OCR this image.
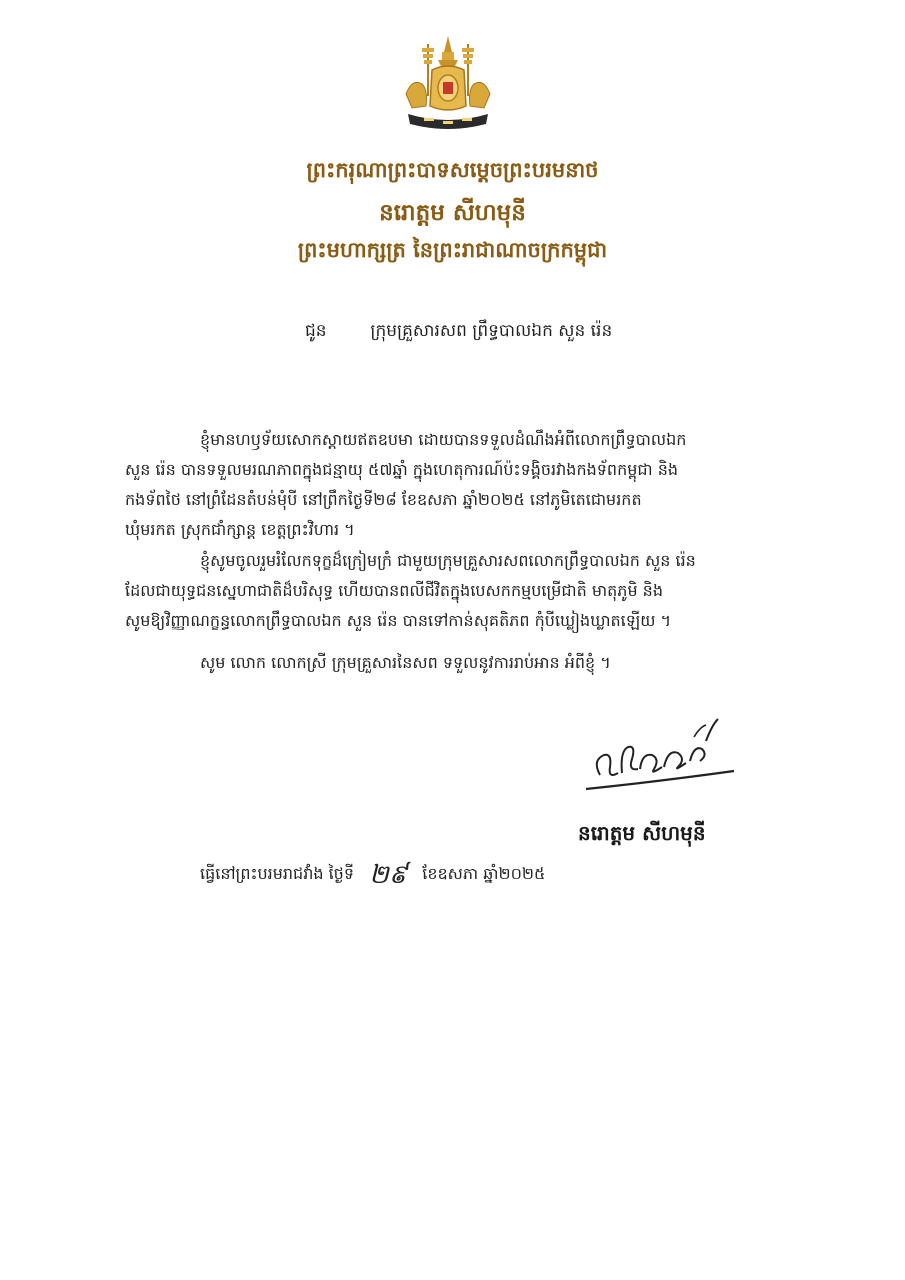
ព្រះករុណាព្រះបាទសម្តេចព្រះបរមនាថ
នរោត្តម សីហមុនី
ព្រះមហាក្សត្រ នៃព្រះរាជាណាចក្រកម្ពុជា
ជូន	ក្រុមគ្រួសារសព ព្រឹទ្ធបាលឯក សួន រ៉េន
ខ្ញុំមានហឫទ័យសោកស្តាយឥតឧបមា ដោយបានទទួលដំណឹងអំពីលោកព្រឹទ្ធបាលឯក
សួន រ៉េន បានទទួលមរណភាពក្នុងជន្មាយុ ៥៧ឆ្នាំ ក្នុងហេតុការណ៍ប៉ះទង្គិចរវាងកងទ័ពកម្ពុជា និង
កងទ័ពថៃ នៅព្រំដែនតំបន់មុំបី នៅព្រឹកថ្ងៃទី២៨ ខែឧសភា ឆ្នាំ២០២៥ នៅភូមិតេជោមរកត
ឃុំមរកត ស្រុកជាំក្សាន្ត ខេត្តព្រះវិហារ ។
ខ្ញុំសូមចូលរួមរំលែកទុក្ខដ៏ក្រៀមក្រំ ជាមួយក្រុមគ្រួសារសពលោកព្រឹទ្ធបាលឯក សួន រ៉េន
ដែលជាយុទ្ធជនស្នេហាជាតិដ៏បរិសុទ្ធ ហើយបានពលីជីវិតក្នុងបេសកកម្មបម្រើជាតិ មាតុភូមិ និង
សូមឱ្យវិញ្ញាណក្ខន្ធលោកព្រឹទ្ធបាលឯក សួន រ៉េន បានទៅកាន់សុគតិភព កុំបីឃ្លៀងឃ្លាតឡើយ ។
សូម លោក លោកស្រី ក្រុមគ្រួសារនៃសព ទទួលនូវការរាប់អាន អំពីខ្ញុំ ។
នរោត្តម សីហមុនី
ធ្វើនៅព្រះបរមរាជវាំង ថ្ងៃទី ២៩ ខែឧសភា ឆ្នាំ២០២៥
════
§ **Work required**: Say how many lines of the data include the word "មរកត". Respond with the number alone.

§ **Finished exercise**: 2